» Exercise objective
What follows is a listing. Return every line of it exactly.

» Records contained in a dataset
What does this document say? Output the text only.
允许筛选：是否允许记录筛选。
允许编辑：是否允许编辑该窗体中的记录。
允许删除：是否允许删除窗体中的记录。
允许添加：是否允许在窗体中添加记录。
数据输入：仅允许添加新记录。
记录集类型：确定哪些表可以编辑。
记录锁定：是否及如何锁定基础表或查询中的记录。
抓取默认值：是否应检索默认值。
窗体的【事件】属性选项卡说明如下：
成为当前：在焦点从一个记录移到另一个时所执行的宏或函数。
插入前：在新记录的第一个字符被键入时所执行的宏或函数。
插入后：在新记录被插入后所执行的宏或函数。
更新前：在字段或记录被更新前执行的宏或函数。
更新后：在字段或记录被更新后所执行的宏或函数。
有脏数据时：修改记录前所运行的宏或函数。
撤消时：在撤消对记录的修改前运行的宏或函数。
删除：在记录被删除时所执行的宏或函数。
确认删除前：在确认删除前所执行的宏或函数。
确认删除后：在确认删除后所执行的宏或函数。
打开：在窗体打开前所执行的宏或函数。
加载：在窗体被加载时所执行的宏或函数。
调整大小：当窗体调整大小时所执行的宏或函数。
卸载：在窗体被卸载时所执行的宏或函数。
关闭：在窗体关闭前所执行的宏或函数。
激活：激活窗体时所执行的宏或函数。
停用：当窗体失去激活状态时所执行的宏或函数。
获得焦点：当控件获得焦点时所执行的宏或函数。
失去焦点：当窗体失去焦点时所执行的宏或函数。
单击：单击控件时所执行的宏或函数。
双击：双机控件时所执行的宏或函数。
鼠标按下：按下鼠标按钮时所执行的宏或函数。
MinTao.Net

» Correct response
What does this document say? Output the text only.
允许筛选：是否允许记录筛选。
允许编辑：是否允许编辑该窗体中的记录。
允许删除：是否允许删除窗体中的记录。
允许添加：是否允许在窗体中添加记录。
数据输入：仅允许添加新记录。
记录集类型：确定哪些表可以编辑。
记录锁定：是否及如何锁定基础表或查询中的记录。
抓取默认值：是否应检索默认值。
窗体的【事件】属性选项卡说明如下：
成为当前：在焦点从一个记录移到另一个时所执行的宏或函数。
插入前：在新记录的第一个字符被键入时所执行的宏或函数。
插入后：在新记录被插入后所执行的宏或函数。
更新前：在字段或记录被更新前执行的宏或函数。
更新后：在字段或记录被更新后所执行的宏或函数。
有脏数据时：修改记录前所运行的宏或函数。
撤消时：在撤消对记录的修改前运行的宏或函数。
删除：在记录被删除时所执行的宏或函数。
确认删除前：在确认删除前所执行的宏或函数。
确认删除后：在确认删除后所执行的宏或函数。
打开：在窗体打开前所执行的宏或函数。
加载：在窗体被加载时所执行的宏或函数。
调整大小：当窗体调整大小时所执行的宏或函数。
卸载：在窗体被卸载时所执行的宏或函数。
关闭：在窗体关闭前所执行的宏或函数。
激活：激活窗体时所执行的宏或函数。
停用：当窗体失去激活状态时所执行的宏或函数。
获得焦点：当控件获得焦点时所执行的宏或函数。
失去焦点：当窗体失去焦点时所执行的宏或函数。
单击：单击控件时所执行的宏或函数。
双击：双机控件时所执行的宏或函数。
鼠标按下：按下鼠标按钮时所执行的宏或函数。
MinTao.Net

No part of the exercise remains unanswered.